* _Material for the task_
◆ ◆ ◆

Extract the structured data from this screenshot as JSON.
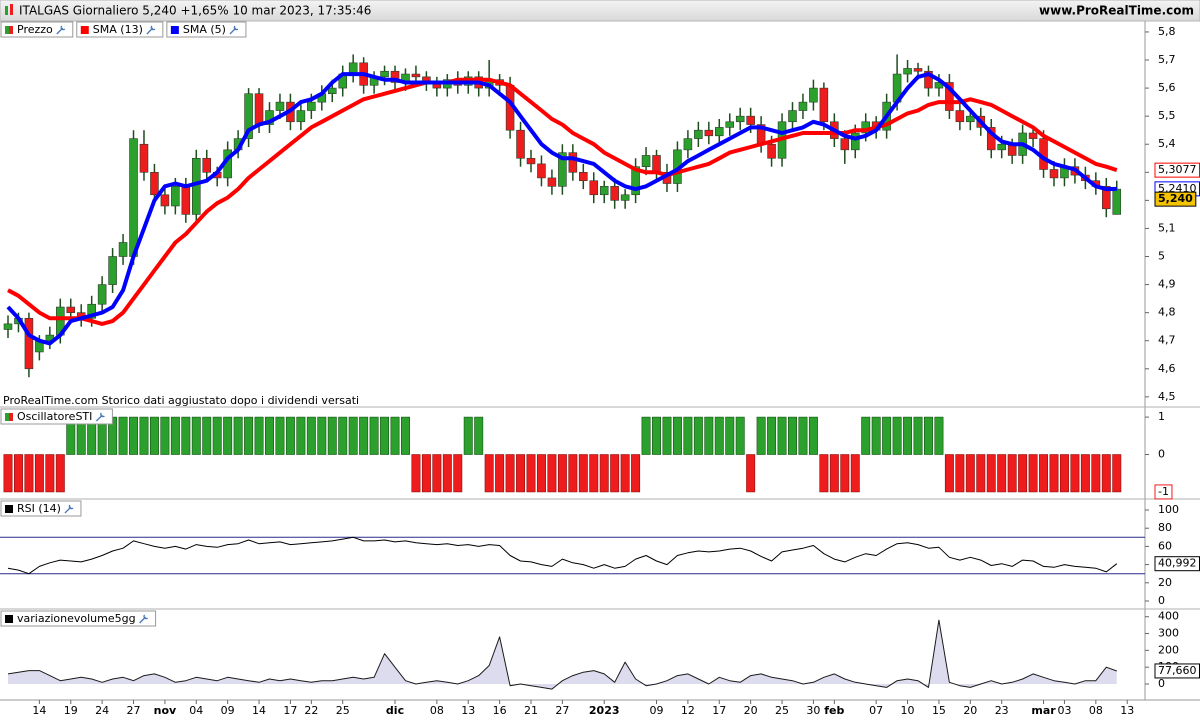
{
  "header": {
    "title": "ITALGAS Giornaliero 5,240 +1,65% 10 mar 2023, 17:35:46",
    "site": "www.ProRealTime.com"
  },
  "chart_data": [
    {
      "type": "candlestick",
      "name": "Prezzo",
      "note": "ProRealTime.com Storico dati aggiustato dopo i dividendi versati",
      "up_color": "#2ca02c",
      "down_color": "#ee1c1c",
      "xlim": [
        -0.765,
        108.7
      ],
      "xticks": [
        {
          "value": 3,
          "label": "14"
        },
        {
          "value": 6,
          "label": "19"
        },
        {
          "value": 9,
          "label": "24"
        },
        {
          "value": 12,
          "label": "27"
        },
        {
          "value": 15,
          "label": "nov",
          "bold": true
        },
        {
          "value": 18,
          "label": "04"
        },
        {
          "value": 21,
          "label": "09"
        },
        {
          "value": 24,
          "label": "14"
        },
        {
          "value": 27,
          "label": "17"
        },
        {
          "value": 29,
          "label": "22"
        },
        {
          "value": 32,
          "label": "25"
        },
        {
          "value": 37,
          "label": "dic",
          "bold": true
        },
        {
          "value": 41,
          "label": "08"
        },
        {
          "value": 44,
          "label": "13"
        },
        {
          "value": 47,
          "label": "16"
        },
        {
          "value": 50,
          "label": "21"
        },
        {
          "value": 53,
          "label": "27"
        },
        {
          "value": 57,
          "label": "2023",
          "bold": true
        },
        {
          "value": 62,
          "label": "09"
        },
        {
          "value": 65,
          "label": "12"
        },
        {
          "value": 68,
          "label": "17"
        },
        {
          "value": 71,
          "label": "20"
        },
        {
          "value": 74,
          "label": "25"
        },
        {
          "value": 77,
          "label": "30"
        },
        {
          "value": 79,
          "label": "feb",
          "bold": true
        },
        {
          "value": 83,
          "label": "07"
        },
        {
          "value": 86,
          "label": "10"
        },
        {
          "value": 89,
          "label": "15"
        },
        {
          "value": 92,
          "label": "20"
        },
        {
          "value": 95,
          "label": "23"
        },
        {
          "value": 99,
          "label": "mar",
          "bold": true
        },
        {
          "value": 101,
          "label": "03"
        },
        {
          "value": 104,
          "label": "08"
        },
        {
          "value": 107,
          "label": "13"
        }
      ],
      "ylim": [
        4.471,
        5.839
      ],
      "yticks": [
        {
          "value": 5.8,
          "label": "5,8"
        },
        {
          "value": 5.7,
          "label": "5,7"
        },
        {
          "value": 5.6,
          "label": "5,6"
        },
        {
          "value": 5.5,
          "label": "5,5"
        },
        {
          "value": 5.4,
          "label": "5,4"
        },
        {
          "value": 5.3,
          "label": "5,3"
        },
        {
          "value": 5.2,
          "label": "5,2"
        },
        {
          "value": 5.1,
          "label": "5,1"
        },
        5,
        {
          "value": 4.9,
          "label": "4,9"
        },
        {
          "value": 4.8,
          "label": "4,8"
        },
        {
          "value": 4.7,
          "label": "4,7"
        },
        {
          "value": 4.6,
          "label": "4,6"
        },
        {
          "value": 4.5,
          "label": "4,5"
        }
      ],
      "open": [
        4.74,
        4.76,
        4.78,
        4.66,
        4.7,
        4.72,
        4.82,
        4.8,
        4.78,
        4.83,
        4.9,
        5.0,
        5.0,
        5.4,
        5.3,
        5.22,
        5.18,
        5.25,
        5.15,
        5.35,
        5.3,
        5.28,
        5.38,
        5.42,
        5.58,
        5.47,
        5.52,
        5.55,
        5.48,
        5.52,
        5.55,
        5.58,
        5.6,
        5.65,
        5.69,
        5.61,
        5.64,
        5.66,
        5.62,
        5.65,
        5.64,
        5.62,
        5.6,
        5.63,
        5.61,
        5.64,
        5.6,
        5.63,
        5.61,
        5.45,
        5.35,
        5.33,
        5.28,
        5.25,
        5.37,
        5.3,
        5.27,
        5.22,
        5.25,
        5.2,
        5.22,
        5.32,
        5.36,
        5.3,
        5.26,
        5.38,
        5.42,
        5.45,
        5.43,
        5.46,
        5.48,
        5.5,
        5.47,
        5.4,
        5.35,
        5.48,
        5.52,
        5.55,
        5.6,
        5.48,
        5.42,
        5.38,
        5.44,
        5.48,
        5.45,
        5.55,
        5.65,
        5.67,
        5.66,
        5.6,
        5.62,
        5.52,
        5.48,
        5.5,
        5.46,
        5.38,
        5.4,
        5.36,
        5.44,
        5.42,
        5.31,
        5.28,
        5.32,
        5.29,
        5.27,
        5.25,
        5.15
      ],
      "high": [
        4.79,
        4.8,
        4.8,
        4.72,
        4.75,
        4.85,
        4.85,
        4.83,
        4.86,
        4.93,
        5.03,
        5.08,
        5.45,
        5.45,
        5.33,
        5.25,
        5.28,
        5.28,
        5.38,
        5.38,
        5.32,
        5.41,
        5.45,
        5.6,
        5.6,
        5.55,
        5.58,
        5.58,
        5.55,
        5.58,
        5.61,
        5.63,
        5.68,
        5.72,
        5.71,
        5.66,
        5.68,
        5.68,
        5.67,
        5.68,
        5.66,
        5.64,
        5.65,
        5.66,
        5.66,
        5.66,
        5.7,
        5.65,
        5.64,
        5.48,
        5.38,
        5.36,
        5.31,
        5.4,
        5.4,
        5.33,
        5.3,
        5.27,
        5.28,
        5.24,
        5.35,
        5.39,
        5.38,
        5.33,
        5.41,
        5.45,
        5.48,
        5.48,
        5.49,
        5.51,
        5.53,
        5.53,
        5.5,
        5.43,
        5.51,
        5.55,
        5.58,
        5.63,
        5.62,
        5.51,
        5.45,
        5.47,
        5.51,
        5.5,
        5.58,
        5.72,
        5.7,
        5.69,
        5.68,
        5.65,
        5.65,
        5.55,
        5.53,
        5.53,
        5.49,
        5.43,
        5.42,
        5.47,
        5.46,
        5.45,
        5.34,
        5.35,
        5.35,
        5.32,
        5.3,
        5.28,
        5.27
      ],
      "low": [
        4.71,
        4.73,
        4.57,
        4.63,
        4.67,
        4.69,
        4.77,
        4.75,
        4.75,
        4.8,
        4.87,
        4.97,
        4.97,
        5.27,
        5.19,
        5.15,
        5.15,
        5.12,
        5.12,
        5.27,
        5.25,
        5.25,
        5.35,
        5.39,
        5.44,
        5.44,
        5.49,
        5.45,
        5.45,
        5.49,
        5.52,
        5.55,
        5.57,
        5.62,
        5.58,
        5.58,
        5.61,
        5.59,
        5.59,
        5.61,
        5.59,
        5.57,
        5.57,
        5.58,
        5.58,
        5.57,
        5.57,
        5.58,
        5.42,
        5.32,
        5.3,
        5.25,
        5.22,
        5.22,
        5.27,
        5.24,
        5.19,
        5.19,
        5.17,
        5.17,
        5.19,
        5.29,
        5.27,
        5.23,
        5.23,
        5.35,
        5.39,
        5.4,
        5.4,
        5.43,
        5.45,
        5.44,
        5.37,
        5.32,
        5.32,
        5.45,
        5.49,
        5.52,
        5.45,
        5.39,
        5.33,
        5.35,
        5.41,
        5.42,
        5.42,
        5.52,
        5.62,
        5.63,
        5.57,
        5.57,
        5.49,
        5.45,
        5.45,
        5.43,
        5.35,
        5.35,
        5.33,
        5.33,
        5.39,
        5.28,
        5.25,
        5.25,
        5.26,
        5.24,
        5.22,
        5.14,
        5.15
      ],
      "close": [
        4.76,
        4.78,
        4.6,
        4.7,
        4.72,
        4.82,
        4.8,
        4.78,
        4.83,
        4.9,
        5.0,
        5.05,
        5.42,
        5.3,
        5.22,
        5.18,
        5.25,
        5.15,
        5.35,
        5.3,
        5.28,
        5.38,
        5.42,
        5.58,
        5.47,
        5.52,
        5.55,
        5.48,
        5.52,
        5.55,
        5.58,
        5.6,
        5.65,
        5.69,
        5.61,
        5.64,
        5.66,
        5.62,
        5.65,
        5.64,
        5.62,
        5.6,
        5.63,
        5.61,
        5.64,
        5.6,
        5.63,
        5.61,
        5.45,
        5.35,
        5.33,
        5.28,
        5.25,
        5.37,
        5.3,
        5.27,
        5.22,
        5.25,
        5.2,
        5.22,
        5.32,
        5.36,
        5.3,
        5.26,
        5.38,
        5.42,
        5.45,
        5.43,
        5.46,
        5.48,
        5.5,
        5.47,
        5.4,
        5.35,
        5.48,
        5.52,
        5.55,
        5.6,
        5.48,
        5.42,
        5.38,
        5.44,
        5.48,
        5.45,
        5.55,
        5.65,
        5.67,
        5.66,
        5.6,
        5.62,
        5.52,
        5.48,
        5.5,
        5.46,
        5.38,
        5.4,
        5.36,
        5.44,
        5.42,
        5.31,
        5.28,
        5.32,
        5.29,
        5.27,
        5.25,
        5.17,
        5.24
      ],
      "close_label": "5,240",
      "series": [
        {
          "name": "SMA (13)",
          "color": "#ff0000",
          "last_value_label": "5,3077",
          "values": [
            4.88,
            4.86,
            4.83,
            4.8,
            4.78,
            4.78,
            4.78,
            4.78,
            4.77,
            4.76,
            4.77,
            4.8,
            4.85,
            4.9,
            4.95,
            5.0,
            5.05,
            5.08,
            5.12,
            5.16,
            5.19,
            5.21,
            5.24,
            5.28,
            5.31,
            5.34,
            5.37,
            5.4,
            5.43,
            5.46,
            5.48,
            5.5,
            5.52,
            5.54,
            5.56,
            5.57,
            5.58,
            5.59,
            5.6,
            5.61,
            5.62,
            5.62,
            5.62,
            5.63,
            5.63,
            5.63,
            5.63,
            5.62,
            5.61,
            5.58,
            5.55,
            5.52,
            5.49,
            5.47,
            5.44,
            5.42,
            5.4,
            5.37,
            5.35,
            5.33,
            5.31,
            5.3,
            5.3,
            5.29,
            5.3,
            5.31,
            5.32,
            5.33,
            5.35,
            5.37,
            5.38,
            5.39,
            5.4,
            5.41,
            5.42,
            5.43,
            5.44,
            5.44,
            5.44,
            5.44,
            5.44,
            5.45,
            5.45,
            5.46,
            5.47,
            5.49,
            5.51,
            5.52,
            5.54,
            5.55,
            5.55,
            5.55,
            5.56,
            5.55,
            5.54,
            5.52,
            5.5,
            5.48,
            5.46,
            5.43,
            5.41,
            5.39,
            5.37,
            5.35,
            5.33,
            5.32,
            5.3077
          ]
        },
        {
          "name": "SMA (5)",
          "color": "#0000ff",
          "last_value_label": "5,2410",
          "values": [
            4.82,
            4.78,
            4.72,
            4.7,
            4.69,
            4.72,
            4.77,
            4.78,
            4.79,
            4.8,
            4.82,
            4.88,
            5.0,
            5.1,
            5.2,
            5.25,
            5.26,
            5.25,
            5.26,
            5.27,
            5.3,
            5.35,
            5.38,
            5.45,
            5.47,
            5.48,
            5.5,
            5.52,
            5.55,
            5.56,
            5.58,
            5.62,
            5.65,
            5.65,
            5.65,
            5.64,
            5.63,
            5.63,
            5.62,
            5.62,
            5.62,
            5.62,
            5.62,
            5.62,
            5.62,
            5.62,
            5.61,
            5.58,
            5.55,
            5.5,
            5.45,
            5.4,
            5.37,
            5.35,
            5.35,
            5.34,
            5.33,
            5.3,
            5.27,
            5.25,
            5.24,
            5.25,
            5.27,
            5.29,
            5.31,
            5.34,
            5.36,
            5.38,
            5.4,
            5.42,
            5.44,
            5.46,
            5.46,
            5.45,
            5.44,
            5.45,
            5.46,
            5.48,
            5.47,
            5.45,
            5.43,
            5.42,
            5.43,
            5.45,
            5.5,
            5.55,
            5.6,
            5.64,
            5.65,
            5.63,
            5.6,
            5.56,
            5.52,
            5.48,
            5.44,
            5.41,
            5.4,
            5.4,
            5.38,
            5.35,
            5.33,
            5.32,
            5.31,
            5.28,
            5.25,
            5.24,
            5.241
          ]
        }
      ]
    },
    {
      "type": "bar",
      "name": "OscillatoreSTI",
      "pos_color": "#2ca02c",
      "neg_color": "#ee1c1c",
      "ylim": [
        -1.162,
        1.243
      ],
      "yticks": [
        1,
        0
      ],
      "values": [
        -1,
        -1,
        -1,
        -1,
        -1,
        -1,
        1,
        1,
        1,
        1,
        1,
        1,
        1,
        1,
        1,
        1,
        1,
        1,
        1,
        1,
        1,
        1,
        1,
        1,
        1,
        1,
        1,
        1,
        1,
        1,
        1,
        1,
        1,
        1,
        1,
        1,
        1,
        1,
        1,
        -1,
        -1,
        -1,
        -1,
        -1,
        1,
        1,
        -1,
        -1,
        -1,
        -1,
        -1,
        -1,
        -1,
        -1,
        -1,
        -1,
        -1,
        -1,
        -1,
        -1,
        -1,
        1,
        1,
        1,
        1,
        1,
        1,
        1,
        1,
        1,
        1,
        -1,
        1,
        1,
        1,
        1,
        1,
        1,
        -1,
        -1,
        -1,
        -1,
        1,
        1,
        1,
        1,
        1,
        1,
        1,
        1,
        -1,
        -1,
        -1,
        -1,
        -1,
        -1,
        -1,
        -1,
        -1,
        -1,
        -1,
        -1,
        -1,
        -1,
        -1,
        -1,
        -1
      ]
    },
    {
      "type": "line",
      "name": "RSI (14)",
      "color": "#000000",
      "level_color": "#2b2b8c",
      "levels": [
        70,
        30
      ],
      "ylim": [
        -6.6,
        111
      ],
      "yticks": [
        100,
        80,
        60,
        40,
        20,
        0
      ],
      "last_value_label": "40,992",
      "values": [
        36,
        34,
        30,
        38,
        42,
        45,
        44,
        43,
        46,
        50,
        55,
        58,
        66,
        63,
        60,
        58,
        60,
        57,
        62,
        60,
        59,
        62,
        63,
        67,
        63,
        64,
        65,
        62,
        63,
        64,
        65,
        66,
        68,
        70,
        66,
        66,
        67,
        65,
        66,
        64,
        63,
        62,
        63,
        61,
        62,
        60,
        62,
        61,
        50,
        44,
        43,
        40,
        38,
        46,
        42,
        40,
        36,
        40,
        36,
        38,
        46,
        50,
        44,
        40,
        50,
        53,
        55,
        54,
        55,
        57,
        58,
        55,
        49,
        44,
        54,
        56,
        58,
        61,
        52,
        46,
        43,
        48,
        52,
        50,
        57,
        63,
        64,
        62,
        58,
        59,
        48,
        45,
        48,
        45,
        39,
        41,
        38,
        45,
        44,
        38,
        37,
        40,
        38,
        37,
        36,
        32,
        40.992
      ]
    },
    {
      "type": "area",
      "name": "variazionevolume5gg",
      "color": "#1a1a1a",
      "fill": "#dcdcee",
      "ylim": [
        -95,
        440
      ],
      "yticks": [
        400,
        300,
        200,
        100,
        0
      ],
      "last_value_label": "77,660",
      "values": [
        60,
        70,
        80,
        80,
        50,
        20,
        30,
        40,
        30,
        10,
        30,
        40,
        20,
        50,
        60,
        40,
        10,
        20,
        40,
        30,
        20,
        40,
        30,
        20,
        10,
        30,
        20,
        30,
        20,
        10,
        20,
        20,
        30,
        40,
        30,
        40,
        180,
        100,
        20,
        0,
        10,
        20,
        10,
        0,
        20,
        50,
        110,
        280,
        -10,
        0,
        -10,
        -20,
        -30,
        20,
        50,
        70,
        80,
        60,
        10,
        130,
        30,
        -10,
        0,
        20,
        50,
        60,
        30,
        0,
        40,
        20,
        10,
        50,
        60,
        40,
        30,
        20,
        0,
        10,
        40,
        60,
        30,
        10,
        0,
        -10,
        -20,
        20,
        30,
        20,
        -20,
        380,
        10,
        -10,
        -20,
        0,
        20,
        0,
        10,
        30,
        60,
        40,
        20,
        10,
        0,
        20,
        20,
        100,
        77.66
      ]
    }
  ]
}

◆ ◆ ◆

* _To be done_
Tell how many lines of the data above hold the string "ProRealTime". Give only the number.

* _Complete output_
2